* PROMPT: Print each line exactly as it is given.

= = = = =

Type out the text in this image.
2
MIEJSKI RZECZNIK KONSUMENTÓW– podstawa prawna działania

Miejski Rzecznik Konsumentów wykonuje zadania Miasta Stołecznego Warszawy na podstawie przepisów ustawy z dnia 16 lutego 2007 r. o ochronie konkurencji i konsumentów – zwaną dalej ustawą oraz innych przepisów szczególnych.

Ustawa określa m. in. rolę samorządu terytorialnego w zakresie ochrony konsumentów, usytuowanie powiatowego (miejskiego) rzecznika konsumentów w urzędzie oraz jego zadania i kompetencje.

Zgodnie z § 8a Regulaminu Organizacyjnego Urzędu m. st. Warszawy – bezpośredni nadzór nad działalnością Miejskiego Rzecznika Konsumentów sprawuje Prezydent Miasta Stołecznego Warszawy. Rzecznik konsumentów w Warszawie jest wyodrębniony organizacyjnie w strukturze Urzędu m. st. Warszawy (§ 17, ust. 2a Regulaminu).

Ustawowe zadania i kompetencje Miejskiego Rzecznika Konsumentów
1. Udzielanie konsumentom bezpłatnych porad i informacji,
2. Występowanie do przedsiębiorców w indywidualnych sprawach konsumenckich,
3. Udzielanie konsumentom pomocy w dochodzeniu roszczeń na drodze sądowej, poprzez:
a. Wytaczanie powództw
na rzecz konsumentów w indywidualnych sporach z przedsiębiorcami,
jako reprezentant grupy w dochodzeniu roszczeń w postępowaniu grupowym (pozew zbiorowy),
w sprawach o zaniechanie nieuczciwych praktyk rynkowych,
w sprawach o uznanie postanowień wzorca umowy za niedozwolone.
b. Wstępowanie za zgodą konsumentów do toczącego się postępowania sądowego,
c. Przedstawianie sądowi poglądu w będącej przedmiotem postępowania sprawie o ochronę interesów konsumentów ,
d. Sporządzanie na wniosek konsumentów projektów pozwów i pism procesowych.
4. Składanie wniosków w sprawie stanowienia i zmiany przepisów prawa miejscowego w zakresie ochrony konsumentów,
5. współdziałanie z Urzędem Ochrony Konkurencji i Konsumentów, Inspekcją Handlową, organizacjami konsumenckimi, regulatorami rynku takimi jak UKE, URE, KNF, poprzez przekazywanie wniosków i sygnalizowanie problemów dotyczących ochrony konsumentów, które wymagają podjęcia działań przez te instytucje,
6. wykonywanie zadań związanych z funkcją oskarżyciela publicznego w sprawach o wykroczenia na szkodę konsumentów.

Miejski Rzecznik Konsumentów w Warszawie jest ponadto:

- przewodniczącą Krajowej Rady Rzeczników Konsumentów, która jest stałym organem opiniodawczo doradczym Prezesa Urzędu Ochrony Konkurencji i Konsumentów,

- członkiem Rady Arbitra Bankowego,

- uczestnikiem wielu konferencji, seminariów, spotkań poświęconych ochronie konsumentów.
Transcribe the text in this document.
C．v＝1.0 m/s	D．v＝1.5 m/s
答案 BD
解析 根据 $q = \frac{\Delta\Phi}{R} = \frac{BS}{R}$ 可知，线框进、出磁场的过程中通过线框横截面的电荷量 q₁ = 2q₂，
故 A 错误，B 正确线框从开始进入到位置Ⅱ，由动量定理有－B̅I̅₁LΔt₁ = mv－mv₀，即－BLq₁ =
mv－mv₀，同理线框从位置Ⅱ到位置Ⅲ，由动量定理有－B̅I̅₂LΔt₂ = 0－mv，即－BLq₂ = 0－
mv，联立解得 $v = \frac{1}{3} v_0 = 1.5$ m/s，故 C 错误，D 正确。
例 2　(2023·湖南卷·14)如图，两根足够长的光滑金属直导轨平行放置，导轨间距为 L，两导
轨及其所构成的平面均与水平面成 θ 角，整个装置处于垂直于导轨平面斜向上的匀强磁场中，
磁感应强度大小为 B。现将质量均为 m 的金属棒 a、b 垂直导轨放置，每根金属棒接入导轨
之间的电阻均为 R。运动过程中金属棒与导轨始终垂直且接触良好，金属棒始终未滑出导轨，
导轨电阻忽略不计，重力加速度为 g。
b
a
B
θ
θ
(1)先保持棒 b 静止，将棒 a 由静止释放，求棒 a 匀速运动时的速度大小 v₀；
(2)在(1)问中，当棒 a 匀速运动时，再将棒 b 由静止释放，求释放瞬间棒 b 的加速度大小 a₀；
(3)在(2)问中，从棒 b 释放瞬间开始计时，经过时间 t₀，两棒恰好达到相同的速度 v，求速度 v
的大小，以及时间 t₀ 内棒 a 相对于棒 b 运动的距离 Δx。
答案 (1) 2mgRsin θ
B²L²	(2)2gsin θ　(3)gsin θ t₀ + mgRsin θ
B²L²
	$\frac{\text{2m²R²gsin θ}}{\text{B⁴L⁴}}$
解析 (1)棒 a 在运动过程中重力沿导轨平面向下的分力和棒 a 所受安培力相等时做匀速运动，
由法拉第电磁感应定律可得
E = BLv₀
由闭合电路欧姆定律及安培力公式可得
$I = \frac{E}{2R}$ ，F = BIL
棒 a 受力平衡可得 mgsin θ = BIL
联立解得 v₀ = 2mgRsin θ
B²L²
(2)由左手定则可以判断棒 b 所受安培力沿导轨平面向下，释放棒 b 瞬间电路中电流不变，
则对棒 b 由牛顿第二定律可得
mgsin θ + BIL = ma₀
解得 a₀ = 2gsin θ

= = = = =

* RESULT:
Type out the text in this image.
2
MIEJSKI RZECZNIK KONSUMENTÓW– podstawa prawna działania

Miejski Rzecznik Konsumentów wykonuje zadania Miasta Stołecznego Warszawy na podstawie przepisów ustawy z dnia 16 lutego 2007 r. o ochronie konkurencji i konsumentów – zwaną dalej ustawą oraz innych przepisów szczególnych.

Ustawa określa m. in. rolę samorządu terytorialnego w zakresie ochrony konsumentów, usytuowanie powiatowego (miejskiego) rzecznika konsumentów w urzędzie oraz jego zadania i kompetencje.

Zgodnie z § 8a Regulaminu Organizacyjnego Urzędu m. st. Warszawy – bezpośredni nadzór nad działalnością Miejskiego Rzecznika Konsumentów sprawuje Prezydent Miasta Stołecznego Warszawy. Rzecznik konsumentów w Warszawie jest wyodrębniony organizacyjnie w strukturze Urzędu m. st. Warszawy (§ 17, ust. 2a Regulaminu).

Ustawowe zadania i kompetencje Miejskiego Rzecznika Konsumentów
1. Udzielanie konsumentom bezpłatnych porad i informacji,
2. Występowanie do przedsiębiorców w indywidualnych sprawach konsumenckich,
3. Udzielanie konsumentom pomocy w dochodzeniu roszczeń na drodze sądowej, poprzez:
a. Wytaczanie powództw
na rzecz konsumentów w indywidualnych sporach z przedsiębiorcami,
jako reprezentant grupy w dochodzeniu roszczeń w postępowaniu grupowym (pozew zbiorowy),
w sprawach o zaniechanie nieuczciwych praktyk rynkowych,
w sprawach o uznanie postanowień wzorca umowy za niedozwolone.
b. Wstępowanie za zgodą konsumentów do toczącego się postępowania sądowego,
c. Przedstawianie sądowi poglądu w będącej przedmiotem postępowania sprawie o ochronę interesów konsumentów ,
d. Sporządzanie na wniosek konsumentów projektów pozwów i pism procesowych.
4. Składanie wniosków w sprawie stanowienia i zmiany przepisów prawa miejscowego w zakresie ochrony konsumentów,
5. współdziałanie z Urzędem Ochrony Konkurencji i Konsumentów, Inspekcją Handlową, organizacjami konsumenckimi, regulatorami rynku takimi jak UKE, URE, KNF, poprzez przekazywanie wniosków i sygnalizowanie problemów dotyczących ochrony konsumentów, które wymagają podjęcia działań przez te instytucje,
6. wykonywanie zadań związanych z funkcją oskarżyciela publicznego w sprawach o wykroczenia na szkodę konsumentów.

Miejski Rzecznik Konsumentów w Warszawie jest ponadto:

- przewodniczącą Krajowej Rady Rzeczników Konsumentów, która jest stałym organem opiniodawczo doradczym Prezesa Urzędu Ochrony Konkurencji i Konsumentów,

- członkiem Rady Arbitra Bankowego,

- uczestnikiem wielu konferencji, seminariów, spotkań poświęconych ochronie konsumentów.
Transcribe the text in this document.
C．v＝1.0 m/s	D．v＝1.5 m/s
答案 BD
解析 根据 $q = \frac{\Delta\Phi}{R} = \frac{BS}{R}$ 可知，线框进、出磁场的过程中通过线框横截面的电荷量 q₁ = 2q₂，
故 A 错误，B 正确线框从开始进入到位置Ⅱ，由动量定理有－B̅I̅₁LΔt₁ = mv－mv₀，即－BLq₁ =
mv－mv₀，同理线框从位置Ⅱ到位置Ⅲ，由动量定理有－B̅I̅₂LΔt₂ = 0－mv，即－BLq₂ = 0－
mv，联立解得 $v = \frac{1}{3} v_0 = 1.5$ m/s，故 C 错误，D 正确。
例 2　(2023·湖南卷·14)如图，两根足够长的光滑金属直导轨平行放置，导轨间距为 L，两导
轨及其所构成的平面均与水平面成 θ 角，整个装置处于垂直于导轨平面斜向上的匀强磁场中，
磁感应强度大小为 B。现将质量均为 m 的金属棒 a、b 垂直导轨放置，每根金属棒接入导轨
之间的电阻均为 R。运动过程中金属棒与导轨始终垂直且接触良好，金属棒始终未滑出导轨，
导轨电阻忽略不计，重力加速度为 g。
b
a
B
θ
θ
(1)先保持棒 b 静止，将棒 a 由静止释放，求棒 a 匀速运动时的速度大小 v₀；
(2)在(1)问中，当棒 a 匀速运动时，再将棒 b 由静止释放，求释放瞬间棒 b 的加速度大小 a₀；
(3)在(2)问中，从棒 b 释放瞬间开始计时，经过时间 t₀，两棒恰好达到相同的速度 v，求速度 v
的大小，以及时间 t₀ 内棒 a 相对于棒 b 运动的距离 Δx。
答案 (1) 2mgRsin θ
B²L²	(2)2gsin θ　(3)gsin θ t₀ + mgRsin θ
B²L²
	$\frac{\text{2m²R²gsin θ}}{\text{B⁴L⁴}}$
解析 (1)棒 a 在运动过程中重力沿导轨平面向下的分力和棒 a 所受安培力相等时做匀速运动，
由法拉第电磁感应定律可得
E = BLv₀
由闭合电路欧姆定律及安培力公式可得
$I = \frac{E}{2R}$ ，F = BIL
棒 a 受力平衡可得 mgsin θ = BIL
联立解得 v₀ = 2mgRsin θ
B²L²
(2)由左手定则可以判断棒 b 所受安培力沿导轨平面向下，释放棒 b 瞬间电路中电流不变，
则对棒 b 由牛顿第二定律可得
mgsin θ + BIL = ma₀
解得 a₀ = 2gsin θ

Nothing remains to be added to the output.